* **Written problem**:
Search the data below for the word "Desktop" and copy each line that holds it.

* **Dataset excerpts**:
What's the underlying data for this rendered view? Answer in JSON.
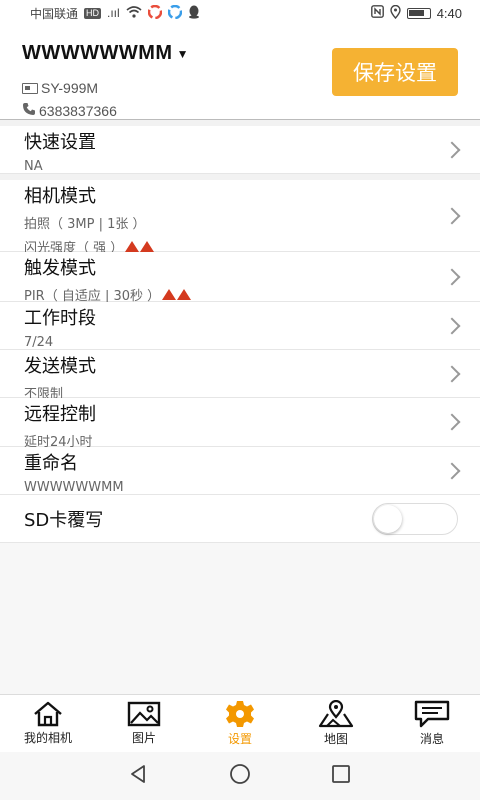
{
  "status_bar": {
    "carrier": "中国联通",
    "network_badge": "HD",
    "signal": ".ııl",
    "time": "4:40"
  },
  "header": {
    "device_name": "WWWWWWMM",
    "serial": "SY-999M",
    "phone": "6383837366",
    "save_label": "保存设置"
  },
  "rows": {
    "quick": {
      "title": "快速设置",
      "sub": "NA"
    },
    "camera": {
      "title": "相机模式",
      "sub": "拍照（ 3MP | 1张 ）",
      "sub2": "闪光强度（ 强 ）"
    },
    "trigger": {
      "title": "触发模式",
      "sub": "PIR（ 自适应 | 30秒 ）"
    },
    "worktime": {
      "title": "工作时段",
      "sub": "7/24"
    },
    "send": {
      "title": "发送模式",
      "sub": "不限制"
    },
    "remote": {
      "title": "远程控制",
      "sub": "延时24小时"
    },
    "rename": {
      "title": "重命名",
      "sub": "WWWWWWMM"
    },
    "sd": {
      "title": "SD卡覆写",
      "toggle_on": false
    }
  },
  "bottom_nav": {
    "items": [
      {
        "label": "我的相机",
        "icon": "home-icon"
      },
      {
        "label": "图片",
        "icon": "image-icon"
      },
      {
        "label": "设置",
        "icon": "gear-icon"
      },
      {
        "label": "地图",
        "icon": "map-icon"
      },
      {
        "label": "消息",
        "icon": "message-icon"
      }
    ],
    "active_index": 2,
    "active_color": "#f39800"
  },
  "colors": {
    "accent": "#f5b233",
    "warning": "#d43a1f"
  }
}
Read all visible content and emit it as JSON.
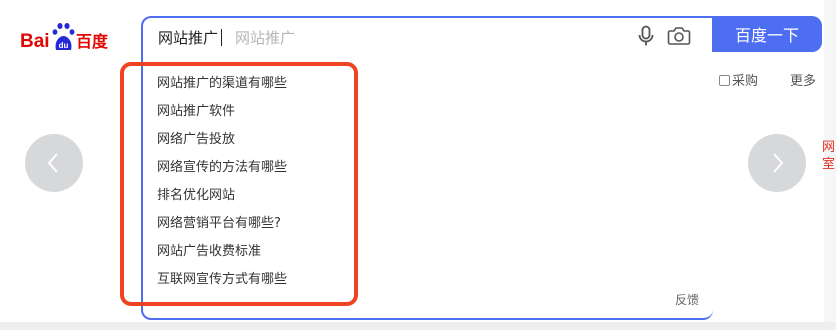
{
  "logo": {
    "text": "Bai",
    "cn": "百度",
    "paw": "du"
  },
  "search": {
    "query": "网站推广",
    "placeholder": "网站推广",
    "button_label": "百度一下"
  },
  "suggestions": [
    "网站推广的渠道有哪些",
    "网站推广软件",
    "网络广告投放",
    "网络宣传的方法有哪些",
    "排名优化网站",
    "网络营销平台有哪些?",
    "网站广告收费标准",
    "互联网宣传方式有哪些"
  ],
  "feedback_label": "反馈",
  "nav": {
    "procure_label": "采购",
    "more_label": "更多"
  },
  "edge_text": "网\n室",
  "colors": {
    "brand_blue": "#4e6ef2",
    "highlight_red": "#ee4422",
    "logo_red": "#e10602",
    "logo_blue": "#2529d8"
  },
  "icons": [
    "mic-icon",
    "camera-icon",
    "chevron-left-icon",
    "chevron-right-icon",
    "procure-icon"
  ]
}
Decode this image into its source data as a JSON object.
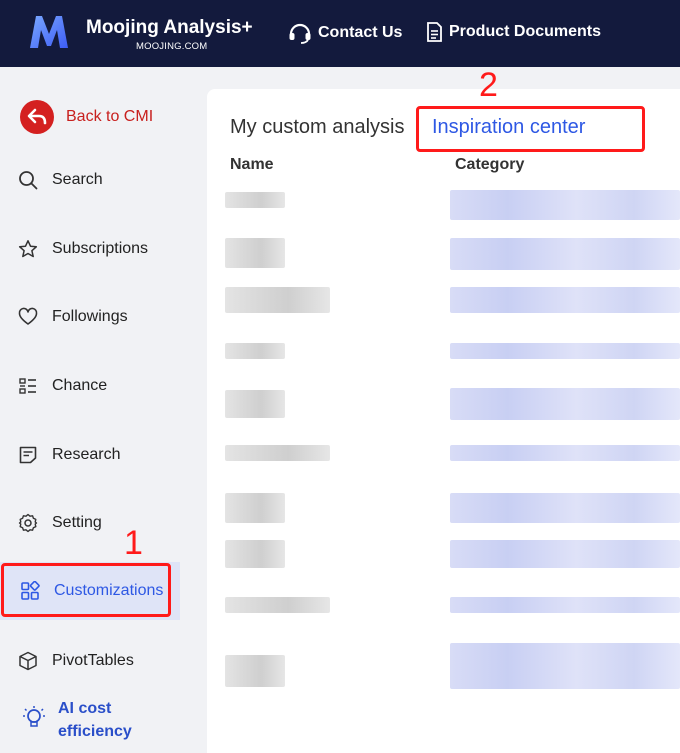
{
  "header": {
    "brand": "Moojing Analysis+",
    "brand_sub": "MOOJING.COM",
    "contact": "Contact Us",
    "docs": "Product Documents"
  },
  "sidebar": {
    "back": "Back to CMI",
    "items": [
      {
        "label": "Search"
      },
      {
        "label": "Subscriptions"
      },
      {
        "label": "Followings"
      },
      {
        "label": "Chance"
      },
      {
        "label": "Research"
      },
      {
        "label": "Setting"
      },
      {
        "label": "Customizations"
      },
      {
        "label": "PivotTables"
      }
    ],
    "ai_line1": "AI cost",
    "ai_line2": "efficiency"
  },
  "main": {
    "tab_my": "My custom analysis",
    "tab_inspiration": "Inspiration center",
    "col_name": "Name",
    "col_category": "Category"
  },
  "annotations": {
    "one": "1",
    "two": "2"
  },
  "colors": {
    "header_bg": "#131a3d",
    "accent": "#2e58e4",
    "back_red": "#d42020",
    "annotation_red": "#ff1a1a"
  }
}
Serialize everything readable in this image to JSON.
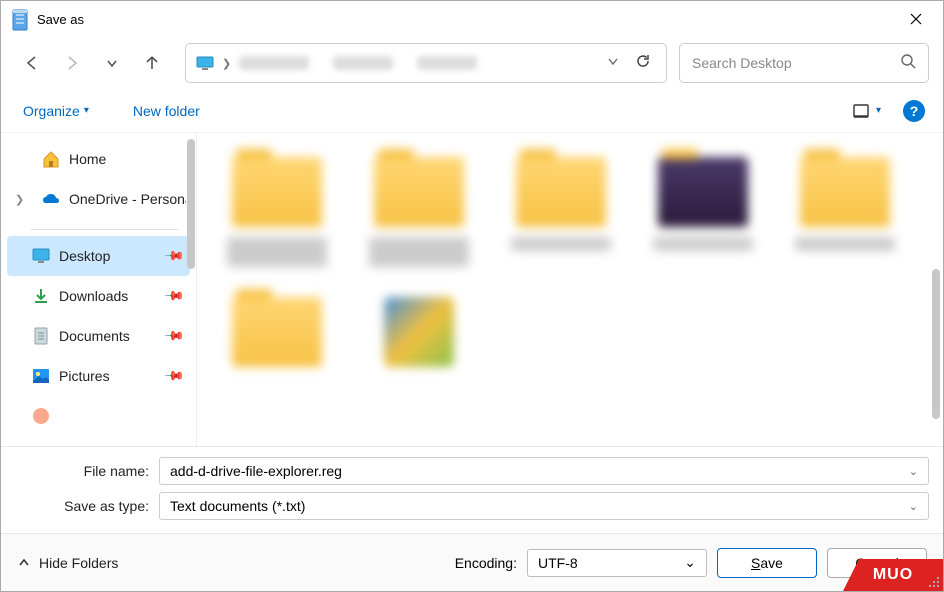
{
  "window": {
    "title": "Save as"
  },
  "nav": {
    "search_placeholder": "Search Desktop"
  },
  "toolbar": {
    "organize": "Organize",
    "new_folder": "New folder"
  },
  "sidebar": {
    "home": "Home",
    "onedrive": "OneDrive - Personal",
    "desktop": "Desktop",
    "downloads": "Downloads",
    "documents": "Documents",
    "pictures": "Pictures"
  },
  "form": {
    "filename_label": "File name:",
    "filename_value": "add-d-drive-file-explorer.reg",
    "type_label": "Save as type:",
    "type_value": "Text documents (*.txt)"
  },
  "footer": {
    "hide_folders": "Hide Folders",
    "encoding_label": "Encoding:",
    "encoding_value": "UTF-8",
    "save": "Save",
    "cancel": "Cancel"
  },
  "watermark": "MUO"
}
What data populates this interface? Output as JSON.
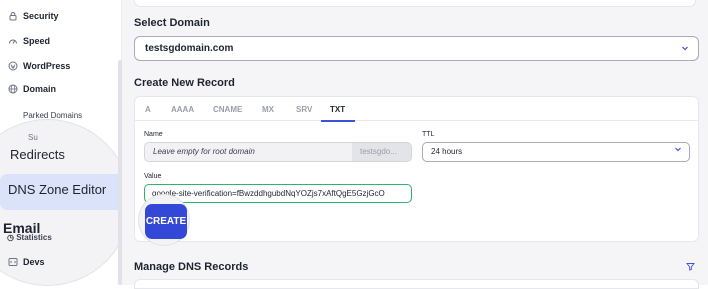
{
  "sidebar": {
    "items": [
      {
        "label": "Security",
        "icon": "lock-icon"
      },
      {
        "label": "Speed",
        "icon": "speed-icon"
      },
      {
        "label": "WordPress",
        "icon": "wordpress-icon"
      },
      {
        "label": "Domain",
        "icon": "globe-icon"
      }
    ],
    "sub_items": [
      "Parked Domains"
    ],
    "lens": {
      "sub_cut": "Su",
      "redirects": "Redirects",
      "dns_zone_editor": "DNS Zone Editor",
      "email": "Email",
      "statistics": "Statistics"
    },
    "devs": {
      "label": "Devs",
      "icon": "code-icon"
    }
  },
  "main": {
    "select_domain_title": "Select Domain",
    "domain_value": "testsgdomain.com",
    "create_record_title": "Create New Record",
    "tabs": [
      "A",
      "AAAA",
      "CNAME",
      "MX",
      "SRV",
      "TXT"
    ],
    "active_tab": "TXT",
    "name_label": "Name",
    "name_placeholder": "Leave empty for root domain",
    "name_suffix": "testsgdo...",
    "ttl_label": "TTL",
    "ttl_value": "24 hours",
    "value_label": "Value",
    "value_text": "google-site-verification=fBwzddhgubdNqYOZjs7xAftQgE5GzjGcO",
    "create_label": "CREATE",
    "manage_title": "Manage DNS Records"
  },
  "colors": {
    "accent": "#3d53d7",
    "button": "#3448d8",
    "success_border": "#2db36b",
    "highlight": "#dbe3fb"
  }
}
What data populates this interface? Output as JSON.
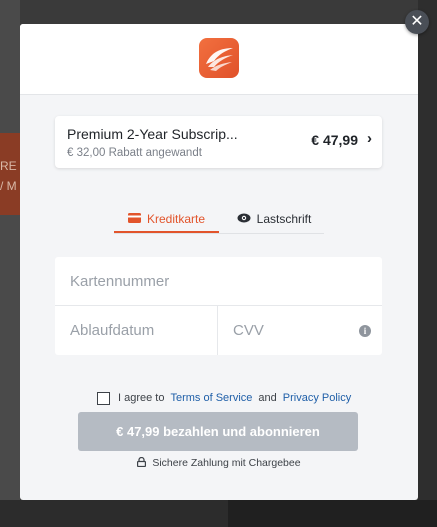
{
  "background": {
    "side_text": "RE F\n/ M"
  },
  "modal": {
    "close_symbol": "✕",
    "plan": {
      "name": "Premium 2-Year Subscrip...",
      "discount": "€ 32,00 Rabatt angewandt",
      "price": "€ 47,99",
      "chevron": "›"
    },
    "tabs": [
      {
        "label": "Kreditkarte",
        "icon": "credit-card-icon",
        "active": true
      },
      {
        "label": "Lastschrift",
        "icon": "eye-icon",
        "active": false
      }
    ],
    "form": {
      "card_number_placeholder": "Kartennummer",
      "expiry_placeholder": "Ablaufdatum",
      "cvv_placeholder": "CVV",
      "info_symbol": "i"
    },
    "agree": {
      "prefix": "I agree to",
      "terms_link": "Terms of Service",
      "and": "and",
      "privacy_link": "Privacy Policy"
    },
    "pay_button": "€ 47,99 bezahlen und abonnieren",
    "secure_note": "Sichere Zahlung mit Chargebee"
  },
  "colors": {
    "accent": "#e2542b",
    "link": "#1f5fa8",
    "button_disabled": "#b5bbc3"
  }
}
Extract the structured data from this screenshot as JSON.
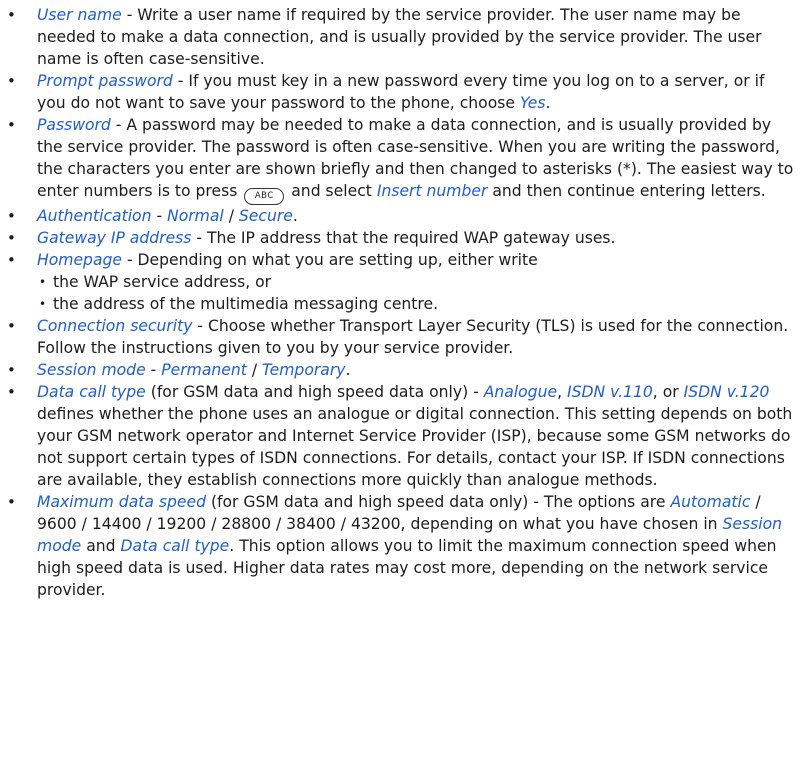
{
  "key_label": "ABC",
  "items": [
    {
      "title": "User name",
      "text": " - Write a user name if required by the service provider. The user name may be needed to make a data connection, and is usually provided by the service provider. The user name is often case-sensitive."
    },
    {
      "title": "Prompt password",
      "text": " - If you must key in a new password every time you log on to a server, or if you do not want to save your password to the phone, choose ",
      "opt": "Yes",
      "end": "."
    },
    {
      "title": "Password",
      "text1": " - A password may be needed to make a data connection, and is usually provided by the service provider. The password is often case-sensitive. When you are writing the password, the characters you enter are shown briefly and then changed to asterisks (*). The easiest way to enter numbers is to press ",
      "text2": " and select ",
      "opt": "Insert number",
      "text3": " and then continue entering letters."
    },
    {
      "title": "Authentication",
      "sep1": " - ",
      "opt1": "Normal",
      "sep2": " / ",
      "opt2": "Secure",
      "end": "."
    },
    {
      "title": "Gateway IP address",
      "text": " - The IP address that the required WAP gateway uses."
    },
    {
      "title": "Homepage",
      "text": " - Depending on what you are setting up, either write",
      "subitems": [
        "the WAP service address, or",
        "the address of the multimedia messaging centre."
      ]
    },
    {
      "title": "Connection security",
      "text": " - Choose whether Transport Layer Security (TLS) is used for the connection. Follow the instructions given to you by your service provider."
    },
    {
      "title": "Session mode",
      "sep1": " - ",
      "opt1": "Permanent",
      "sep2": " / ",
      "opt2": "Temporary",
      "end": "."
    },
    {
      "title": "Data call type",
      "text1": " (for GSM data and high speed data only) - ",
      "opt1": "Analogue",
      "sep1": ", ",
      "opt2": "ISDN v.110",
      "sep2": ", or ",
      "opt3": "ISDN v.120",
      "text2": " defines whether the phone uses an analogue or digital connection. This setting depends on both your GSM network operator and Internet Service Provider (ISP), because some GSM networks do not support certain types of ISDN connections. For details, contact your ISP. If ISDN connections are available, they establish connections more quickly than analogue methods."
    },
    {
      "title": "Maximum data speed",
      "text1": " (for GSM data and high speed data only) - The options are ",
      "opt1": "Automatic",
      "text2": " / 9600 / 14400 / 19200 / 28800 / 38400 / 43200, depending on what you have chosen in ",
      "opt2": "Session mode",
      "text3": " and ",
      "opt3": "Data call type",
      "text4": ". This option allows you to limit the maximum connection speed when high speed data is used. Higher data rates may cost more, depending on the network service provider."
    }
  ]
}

* **Reply**:
    "search_placeholder": "Search Desktop"
    "desktop": "Desktop",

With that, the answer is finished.